§ **Task brief**
From the entries provided below, copy each line that contains the word "data".

§ **Records for the task**
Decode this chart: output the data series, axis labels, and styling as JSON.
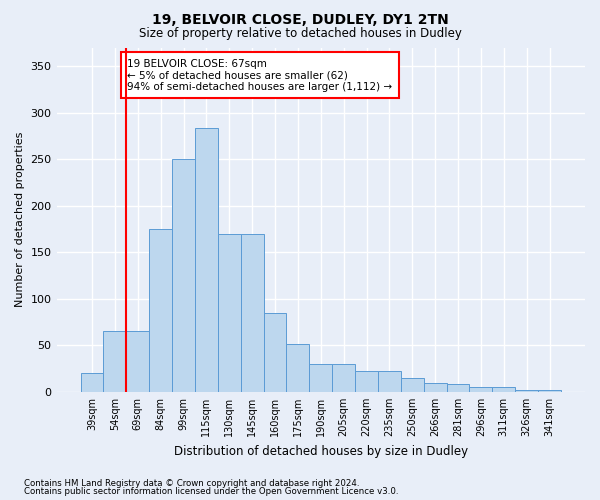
{
  "title1": "19, BELVOIR CLOSE, DUDLEY, DY1 2TN",
  "title2": "Size of property relative to detached houses in Dudley",
  "xlabel": "Distribution of detached houses by size in Dudley",
  "ylabel": "Number of detached properties",
  "categories": [
    "39sqm",
    "54sqm",
    "69sqm",
    "84sqm",
    "99sqm",
    "115sqm",
    "130sqm",
    "145sqm",
    "160sqm",
    "175sqm",
    "190sqm",
    "205sqm",
    "220sqm",
    "235sqm",
    "250sqm",
    "266sqm",
    "281sqm",
    "296sqm",
    "311sqm",
    "326sqm",
    "341sqm"
  ],
  "values": [
    20,
    65,
    65,
    175,
    250,
    283,
    170,
    170,
    85,
    52,
    30,
    30,
    22,
    22,
    15,
    10,
    8,
    5,
    5,
    2,
    2
  ],
  "bar_color": "#bdd7ee",
  "bar_edge_color": "#5b9bd5",
  "vline_color": "red",
  "vline_x": 1.5,
  "annotation_text": "19 BELVOIR CLOSE: 67sqm\n← 5% of detached houses are smaller (62)\n94% of semi-detached houses are larger (1,112) →",
  "annotation_box_color": "white",
  "annotation_box_edge_color": "red",
  "ylim": [
    0,
    370
  ],
  "yticks": [
    0,
    50,
    100,
    150,
    200,
    250,
    300,
    350
  ],
  "background_color": "#e8eef8",
  "grid_color": "white",
  "footnote1": "Contains HM Land Registry data © Crown copyright and database right 2024.",
  "footnote2": "Contains public sector information licensed under the Open Government Licence v3.0."
}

§ **Solution for this exercise**
Decode this chart: output the data series, axis labels, and styling as JSON.
  "footnote1": "Contains HM Land Registry data © Crown copyright and database right 2024.",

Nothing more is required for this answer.